Stated task:
Every line of the records below should be restated exactly.

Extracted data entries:
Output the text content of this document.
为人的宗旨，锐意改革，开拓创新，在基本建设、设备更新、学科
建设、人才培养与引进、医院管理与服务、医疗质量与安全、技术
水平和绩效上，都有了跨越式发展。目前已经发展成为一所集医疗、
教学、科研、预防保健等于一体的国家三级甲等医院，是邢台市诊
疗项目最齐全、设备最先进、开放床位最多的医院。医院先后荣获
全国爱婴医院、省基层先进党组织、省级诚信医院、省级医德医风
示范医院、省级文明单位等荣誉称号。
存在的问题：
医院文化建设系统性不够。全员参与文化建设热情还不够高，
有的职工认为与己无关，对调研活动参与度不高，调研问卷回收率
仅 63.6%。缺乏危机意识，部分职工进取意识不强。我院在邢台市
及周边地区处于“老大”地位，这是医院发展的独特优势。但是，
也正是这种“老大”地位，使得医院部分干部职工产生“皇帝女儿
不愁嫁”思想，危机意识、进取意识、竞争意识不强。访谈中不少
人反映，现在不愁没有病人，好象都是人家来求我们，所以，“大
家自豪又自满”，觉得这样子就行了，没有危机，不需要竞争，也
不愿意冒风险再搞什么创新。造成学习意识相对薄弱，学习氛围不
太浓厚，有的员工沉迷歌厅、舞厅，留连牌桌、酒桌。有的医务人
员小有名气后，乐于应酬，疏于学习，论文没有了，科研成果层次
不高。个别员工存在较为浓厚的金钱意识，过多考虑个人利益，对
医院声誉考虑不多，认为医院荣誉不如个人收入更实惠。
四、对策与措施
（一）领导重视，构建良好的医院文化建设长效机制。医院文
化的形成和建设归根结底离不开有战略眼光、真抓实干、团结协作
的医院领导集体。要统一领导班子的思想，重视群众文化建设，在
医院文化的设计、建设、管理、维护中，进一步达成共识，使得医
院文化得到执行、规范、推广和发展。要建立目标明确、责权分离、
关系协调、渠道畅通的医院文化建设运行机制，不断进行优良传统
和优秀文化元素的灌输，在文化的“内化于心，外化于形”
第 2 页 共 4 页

Solution to the exercise:
Output the text content of this document.
为人的宗旨，锐意改革，开拓创新，在基本建设、设备更新、学科
建设、人才培养与引进、医院管理与服务、医疗质量与安全、技术
水平和绩效上，都有了跨越式发展。目前已经发展成为一所集医疗、
教学、科研、预防保健等于一体的国家三级甲等医院，是邢台市诊
疗项目最齐全、设备最先进、开放床位最多的医院。医院先后荣获
全国爱婴医院、省基层先进党组织、省级诚信医院、省级医德医风
示范医院、省级文明单位等荣誉称号。
存在的问题：
医院文化建设系统性不够。全员参与文化建设热情还不够高，
有的职工认为与己无关，对调研活动参与度不高，调研问卷回收率
仅 63.6%。缺乏危机意识，部分职工进取意识不强。我院在邢台市
及周边地区处于“老大”地位，这是医院发展的独特优势。但是，
也正是这种“老大”地位，使得医院部分干部职工产生“皇帝女儿
不愁嫁”思想，危机意识、进取意识、竞争意识不强。访谈中不少
人反映，现在不愁没有病人，好象都是人家来求我们，所以，“大
家自豪又自满”，觉得这样子就行了，没有危机，不需要竞争，也
不愿意冒风险再搞什么创新。造成学习意识相对薄弱，学习氛围不
太浓厚，有的员工沉迷歌厅、舞厅，留连牌桌、酒桌。有的医务人
员小有名气后，乐于应酬，疏于学习，论文没有了，科研成果层次
不高。个别员工存在较为浓厚的金钱意识，过多考虑个人利益，对
医院声誉考虑不多，认为医院荣誉不如个人收入更实惠。
四、对策与措施
（一）领导重视，构建良好的医院文化建设长效机制。医院文
化的形成和建设归根结底离不开有战略眼光、真抓实干、团结协作
的医院领导集体。要统一领导班子的思想，重视群众文化建设，在
医院文化的设计、建设、管理、维护中，进一步达成共识，使得医
院文化得到执行、规范、推广和发展。要建立目标明确、责权分离、
关系协调、渠道畅通的医院文化建设运行机制，不断进行优良传统
和优秀文化元素的灌输，在文化的“内化于心，外化于形”
第 2 页 共 4 页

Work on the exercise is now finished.